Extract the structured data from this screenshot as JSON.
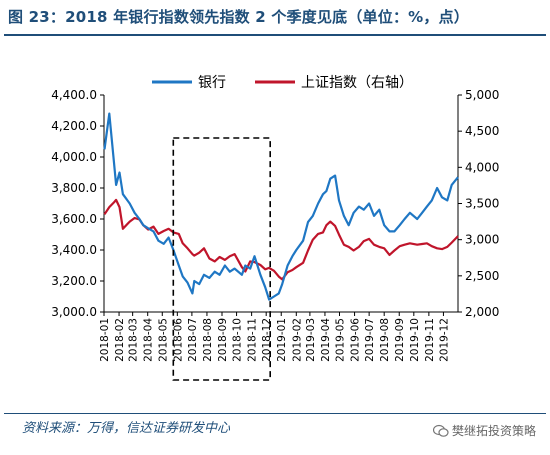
{
  "figure_title": "图 23：2018 年银行指数领先指数 2 个季度见底（单位：%，点）",
  "source_note": "资料来源：万得，信达证券研发中心",
  "watermark": "樊继拓投资策略",
  "colors": {
    "title": "#1f4e79",
    "bank": "#1f77c4",
    "shanghai": "#c0152b",
    "box": "#000000"
  },
  "chart_data": {
    "type": "line",
    "title": "",
    "legend_position": "top",
    "grid": false,
    "y_left": {
      "ylim": [
        3000,
        4400
      ],
      "ticks": [
        "3,000.0",
        "3,200.0",
        "3,400.0",
        "3,600.0",
        "3,800.0",
        "4,000.0",
        "4,200.0",
        "4,400.0"
      ]
    },
    "y_right": {
      "ylim": [
        2000,
        5000
      ],
      "ticks": [
        "2,000",
        "2,500",
        "3,000",
        "3,500",
        "4,000",
        "4,500",
        "5,000"
      ]
    },
    "x_ticks": [
      "2018-01",
      "2018-02",
      "2018-03",
      "2018-04",
      "2018-05",
      "2018-06",
      "2018-07",
      "2018-08",
      "2018-09",
      "2018-10",
      "2018-11",
      "2018-12",
      "2019-01",
      "2019-02",
      "2019-03",
      "2019-04",
      "2019-05",
      "2019-06",
      "2019-07",
      "2019-08",
      "2019-09",
      "2019-10",
      "2019-11",
      "2019-12"
    ],
    "highlight_box": {
      "x_start": "2018-06",
      "x_end": "2018-12",
      "style": "dashed"
    },
    "series": [
      {
        "name": "银行",
        "axis": "left",
        "x": [
          "2018-01-02",
          "2018-01-12",
          "2018-01-22",
          "2018-01-26",
          "2018-02-02",
          "2018-02-09",
          "2018-02-23",
          "2018-03-05",
          "2018-03-15",
          "2018-03-23",
          "2018-04-02",
          "2018-04-13",
          "2018-04-23",
          "2018-05-04",
          "2018-05-14",
          "2018-05-24",
          "2018-06-04",
          "2018-06-12",
          "2018-06-22",
          "2018-07-02",
          "2018-07-06",
          "2018-07-16",
          "2018-07-26",
          "2018-08-06",
          "2018-08-17",
          "2018-08-27",
          "2018-09-07",
          "2018-09-17",
          "2018-09-27",
          "2018-10-12",
          "2018-10-19",
          "2018-10-29",
          "2018-11-07",
          "2018-11-19",
          "2018-11-29",
          "2018-12-07",
          "2018-12-17",
          "2018-12-27",
          "2019-01-03",
          "2019-01-14",
          "2019-01-24",
          "2019-02-01",
          "2019-02-15",
          "2019-02-25",
          "2019-03-07",
          "2019-03-18",
          "2019-03-28",
          "2019-04-04",
          "2019-04-12",
          "2019-04-22",
          "2019-04-30",
          "2019-05-10",
          "2019-05-20",
          "2019-05-30",
          "2019-06-10",
          "2019-06-20",
          "2019-07-01",
          "2019-07-11",
          "2019-07-22",
          "2019-08-01",
          "2019-08-12",
          "2019-08-22",
          "2019-09-02",
          "2019-09-12",
          "2019-09-23",
          "2019-10-08",
          "2019-10-18",
          "2019-10-28",
          "2019-11-07",
          "2019-11-18",
          "2019-11-28",
          "2019-12-09",
          "2019-12-18",
          "2019-12-31"
        ],
        "values": [
          4050,
          4280,
          3950,
          3820,
          3900,
          3760,
          3700,
          3640,
          3600,
          3560,
          3540,
          3520,
          3460,
          3440,
          3480,
          3400,
          3300,
          3230,
          3190,
          3120,
          3200,
          3180,
          3240,
          3220,
          3260,
          3240,
          3300,
          3260,
          3280,
          3240,
          3300,
          3280,
          3360,
          3240,
          3160,
          3080,
          3100,
          3120,
          3180,
          3300,
          3360,
          3400,
          3460,
          3580,
          3620,
          3700,
          3760,
          3780,
          3860,
          3880,
          3720,
          3620,
          3560,
          3640,
          3680,
          3660,
          3700,
          3620,
          3660,
          3560,
          3520,
          3520,
          3560,
          3600,
          3640,
          3600,
          3640,
          3680,
          3720,
          3800,
          3740,
          3720,
          3820,
          3870
        ]
      },
      {
        "name": "上证指数（右轴）",
        "axis": "right",
        "x": [
          "2018-01-02",
          "2018-01-12",
          "2018-01-22",
          "2018-01-26",
          "2018-02-02",
          "2018-02-09",
          "2018-02-23",
          "2018-03-05",
          "2018-03-15",
          "2018-03-23",
          "2018-04-02",
          "2018-04-13",
          "2018-04-23",
          "2018-05-04",
          "2018-05-14",
          "2018-05-24",
          "2018-06-04",
          "2018-06-12",
          "2018-06-22",
          "2018-07-02",
          "2018-07-06",
          "2018-07-16",
          "2018-07-26",
          "2018-08-06",
          "2018-08-17",
          "2018-08-27",
          "2018-09-07",
          "2018-09-17",
          "2018-09-27",
          "2018-10-12",
          "2018-10-19",
          "2018-10-29",
          "2018-11-07",
          "2018-11-19",
          "2018-11-29",
          "2018-12-07",
          "2018-12-17",
          "2018-12-27",
          "2019-01-03",
          "2019-01-14",
          "2019-01-24",
          "2019-02-01",
          "2019-02-15",
          "2019-02-25",
          "2019-03-07",
          "2019-03-18",
          "2019-03-28",
          "2019-04-04",
          "2019-04-12",
          "2019-04-22",
          "2019-04-30",
          "2019-05-10",
          "2019-05-20",
          "2019-05-30",
          "2019-06-10",
          "2019-06-20",
          "2019-07-01",
          "2019-07-11",
          "2019-07-22",
          "2019-08-01",
          "2019-08-12",
          "2019-08-22",
          "2019-09-02",
          "2019-09-12",
          "2019-09-23",
          "2019-10-08",
          "2019-10-18",
          "2019-10-28",
          "2019-11-07",
          "2019-11-18",
          "2019-11-28",
          "2019-12-09",
          "2019-12-18",
          "2019-12-31"
        ],
        "values": [
          3350,
          3450,
          3520,
          3550,
          3450,
          3150,
          3250,
          3300,
          3280,
          3200,
          3140,
          3180,
          3080,
          3120,
          3150,
          3100,
          3080,
          2950,
          2880,
          2800,
          2780,
          2820,
          2880,
          2740,
          2700,
          2760,
          2720,
          2770,
          2800,
          2620,
          2560,
          2700,
          2690,
          2650,
          2590,
          2610,
          2570,
          2490,
          2450,
          2550,
          2580,
          2620,
          2680,
          2850,
          3000,
          3080,
          3100,
          3200,
          3250,
          3190,
          3070,
          2930,
          2900,
          2850,
          2900,
          2980,
          3010,
          2930,
          2900,
          2880,
          2790,
          2850,
          2910,
          2930,
          2950,
          2930,
          2940,
          2950,
          2910,
          2880,
          2870,
          2900,
          2960,
          3050
        ]
      }
    ]
  }
}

__REQUIRED WORK__:
Images must not appear in the copy; reproduce everything else in the records verbatim.

__ANSWER__:
Extract the structured data from this screenshot as JSON.
{
  "figure_title": "图 23：2018 年银行指数领先指数 2 个季度见底（单位：%，点）",
  "source_note": "资料来源：万得，信达证券研发中心",
  "watermark": "樊继拓投资策略",
  "colors": {
    "title": "#1f4e79",
    "bank": "#1f77c4",
    "shanghai": "#c0152b",
    "box": "#000000"
  },
  "chart_data": {
    "type": "line",
    "title": "",
    "legend_position": "top",
    "grid": false,
    "y_left": {
      "ylim": [
        3000,
        4400
      ],
      "ticks": [
        "3,000.0",
        "3,200.0",
        "3,400.0",
        "3,600.0",
        "3,800.0",
        "4,000.0",
        "4,200.0",
        "4,400.0"
      ]
    },
    "y_right": {
      "ylim": [
        2000,
        5000
      ],
      "ticks": [
        "2,000",
        "2,500",
        "3,000",
        "3,500",
        "4,000",
        "4,500",
        "5,000"
      ]
    },
    "x_ticks": [
      "2018-01",
      "2018-02",
      "2018-03",
      "2018-04",
      "2018-05",
      "2018-06",
      "2018-07",
      "2018-08",
      "2018-09",
      "2018-10",
      "2018-11",
      "2018-12",
      "2019-01",
      "2019-02",
      "2019-03",
      "2019-04",
      "2019-05",
      "2019-06",
      "2019-07",
      "2019-08",
      "2019-09",
      "2019-10",
      "2019-11",
      "2019-12"
    ],
    "highlight_box": {
      "x_start": "2018-06",
      "x_end": "2018-12",
      "style": "dashed"
    },
    "series": [
      {
        "name": "银行",
        "axis": "left",
        "x": [
          "2018-01-02",
          "2018-01-12",
          "2018-01-22",
          "2018-01-26",
          "2018-02-02",
          "2018-02-09",
          "2018-02-23",
          "2018-03-05",
          "2018-03-15",
          "2018-03-23",
          "2018-04-02",
          "2018-04-13",
          "2018-04-23",
          "2018-05-04",
          "2018-05-14",
          "2018-05-24",
          "2018-06-04",
          "2018-06-12",
          "2018-06-22",
          "2018-07-02",
          "2018-07-06",
          "2018-07-16",
          "2018-07-26",
          "2018-08-06",
          "2018-08-17",
          "2018-08-27",
          "2018-09-07",
          "2018-09-17",
          "2018-09-27",
          "2018-10-12",
          "2018-10-19",
          "2018-10-29",
          "2018-11-07",
          "2018-11-19",
          "2018-11-29",
          "2018-12-07",
          "2018-12-17",
          "2018-12-27",
          "2019-01-03",
          "2019-01-14",
          "2019-01-24",
          "2019-02-01",
          "2019-02-15",
          "2019-02-25",
          "2019-03-07",
          "2019-03-18",
          "2019-03-28",
          "2019-04-04",
          "2019-04-12",
          "2019-04-22",
          "2019-04-30",
          "2019-05-10",
          "2019-05-20",
          "2019-05-30",
          "2019-06-10",
          "2019-06-20",
          "2019-07-01",
          "2019-07-11",
          "2019-07-22",
          "2019-08-01",
          "2019-08-12",
          "2019-08-22",
          "2019-09-02",
          "2019-09-12",
          "2019-09-23",
          "2019-10-08",
          "2019-10-18",
          "2019-10-28",
          "2019-11-07",
          "2019-11-18",
          "2019-11-28",
          "2019-12-09",
          "2019-12-18",
          "2019-12-31"
        ],
        "values": [
          4050,
          4280,
          3950,
          3820,
          3900,
          3760,
          3700,
          3640,
          3600,
          3560,
          3540,
          3520,
          3460,
          3440,
          3480,
          3400,
          3300,
          3230,
          3190,
          3120,
          3200,
          3180,
          3240,
          3220,
          3260,
          3240,
          3300,
          3260,
          3280,
          3240,
          3300,
          3280,
          3360,
          3240,
          3160,
          3080,
          3100,
          3120,
          3180,
          3300,
          3360,
          3400,
          3460,
          3580,
          3620,
          3700,
          3760,
          3780,
          3860,
          3880,
          3720,
          3620,
          3560,
          3640,
          3680,
          3660,
          3700,
          3620,
          3660,
          3560,
          3520,
          3520,
          3560,
          3600,
          3640,
          3600,
          3640,
          3680,
          3720,
          3800,
          3740,
          3720,
          3820,
          3870
        ]
      },
      {
        "name": "上证指数（右轴）",
        "axis": "right",
        "x": [
          "2018-01-02",
          "2018-01-12",
          "2018-01-22",
          "2018-01-26",
          "2018-02-02",
          "2018-02-09",
          "2018-02-23",
          "2018-03-05",
          "2018-03-15",
          "2018-03-23",
          "2018-04-02",
          "2018-04-13",
          "2018-04-23",
          "2018-05-04",
          "2018-05-14",
          "2018-05-24",
          "2018-06-04",
          "2018-06-12",
          "2018-06-22",
          "2018-07-02",
          "2018-07-06",
          "2018-07-16",
          "2018-07-26",
          "2018-08-06",
          "2018-08-17",
          "2018-08-27",
          "2018-09-07",
          "2018-09-17",
          "2018-09-27",
          "2018-10-12",
          "2018-10-19",
          "2018-10-29",
          "2018-11-07",
          "2018-11-19",
          "2018-11-29",
          "2018-12-07",
          "2018-12-17",
          "2018-12-27",
          "2019-01-03",
          "2019-01-14",
          "2019-01-24",
          "2019-02-01",
          "2019-02-15",
          "2019-02-25",
          "2019-03-07",
          "2019-03-18",
          "2019-03-28",
          "2019-04-04",
          "2019-04-12",
          "2019-04-22",
          "2019-04-30",
          "2019-05-10",
          "2019-05-20",
          "2019-05-30",
          "2019-06-10",
          "2019-06-20",
          "2019-07-01",
          "2019-07-11",
          "2019-07-22",
          "2019-08-01",
          "2019-08-12",
          "2019-08-22",
          "2019-09-02",
          "2019-09-12",
          "2019-09-23",
          "2019-10-08",
          "2019-10-18",
          "2019-10-28",
          "2019-11-07",
          "2019-11-18",
          "2019-11-28",
          "2019-12-09",
          "2019-12-18",
          "2019-12-31"
        ],
        "values": [
          3350,
          3450,
          3520,
          3550,
          3450,
          3150,
          3250,
          3300,
          3280,
          3200,
          3140,
          3180,
          3080,
          3120,
          3150,
          3100,
          3080,
          2950,
          2880,
          2800,
          2780,
          2820,
          2880,
          2740,
          2700,
          2760,
          2720,
          2770,
          2800,
          2620,
          2560,
          2700,
          2690,
          2650,
          2590,
          2610,
          2570,
          2490,
          2450,
          2550,
          2580,
          2620,
          2680,
          2850,
          3000,
          3080,
          3100,
          3200,
          3250,
          3190,
          3070,
          2930,
          2900,
          2850,
          2900,
          2980,
          3010,
          2930,
          2900,
          2880,
          2790,
          2850,
          2910,
          2930,
          2950,
          2930,
          2940,
          2950,
          2910,
          2880,
          2870,
          2900,
          2960,
          3050
        ]
      }
    ]
  }
}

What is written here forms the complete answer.